→ **GIVEN EXERCISE**:
Each entry below is to be printed verbatim.

→ **EXCERPTED RECORDS**:

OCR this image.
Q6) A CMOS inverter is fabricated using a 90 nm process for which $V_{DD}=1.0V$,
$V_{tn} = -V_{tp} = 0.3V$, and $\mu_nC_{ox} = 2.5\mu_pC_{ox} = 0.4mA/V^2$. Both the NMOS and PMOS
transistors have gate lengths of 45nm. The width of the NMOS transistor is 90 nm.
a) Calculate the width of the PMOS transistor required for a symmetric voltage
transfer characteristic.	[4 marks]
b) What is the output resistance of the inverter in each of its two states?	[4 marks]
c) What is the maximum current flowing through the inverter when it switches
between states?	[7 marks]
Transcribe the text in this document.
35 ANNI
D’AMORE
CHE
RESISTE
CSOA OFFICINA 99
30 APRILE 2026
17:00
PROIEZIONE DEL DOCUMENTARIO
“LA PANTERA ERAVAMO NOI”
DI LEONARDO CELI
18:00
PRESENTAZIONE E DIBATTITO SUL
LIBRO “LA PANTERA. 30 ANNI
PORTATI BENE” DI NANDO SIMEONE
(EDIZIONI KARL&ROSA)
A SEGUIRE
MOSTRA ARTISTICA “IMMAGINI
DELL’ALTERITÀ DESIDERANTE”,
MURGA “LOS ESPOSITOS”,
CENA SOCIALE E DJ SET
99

→ **THE SOLUTION**:
OCR this image.
Q6) A CMOS inverter is fabricated using a 90 nm process for which $V_{DD}=1.0V$,
$V_{tn} = -V_{tp} = 0.3V$, and $\mu_nC_{ox} = 2.5\mu_pC_{ox} = 0.4mA/V^2$. Both the NMOS and PMOS
transistors have gate lengths of 45nm. The width of the NMOS transistor is 90 nm.
a) Calculate the width of the PMOS transistor required for a symmetric voltage
transfer characteristic.	[4 marks]
b) What is the output resistance of the inverter in each of its two states?	[4 marks]
c) What is the maximum current flowing through the inverter when it switches
between states?	[7 marks]
Transcribe the text in this document.
35 ANNI
D’AMORE
CHE
RESISTE
CSOA OFFICINA 99
30 APRILE 2026
17:00
PROIEZIONE DEL DOCUMENTARIO
“LA PANTERA ERAVAMO NOI”
DI LEONARDO CELI
18:00
PRESENTAZIONE E DIBATTITO SUL
LIBRO “LA PANTERA. 30 ANNI
PORTATI BENE” DI NANDO SIMEONE
(EDIZIONI KARL&ROSA)
A SEGUIRE
MOSTRA ARTISTICA “IMMAGINI
DELL’ALTERITÀ DESIDERANTE”,
MURGA “LOS ESPOSITOS”,
CENA SOCIALE E DJ SET
99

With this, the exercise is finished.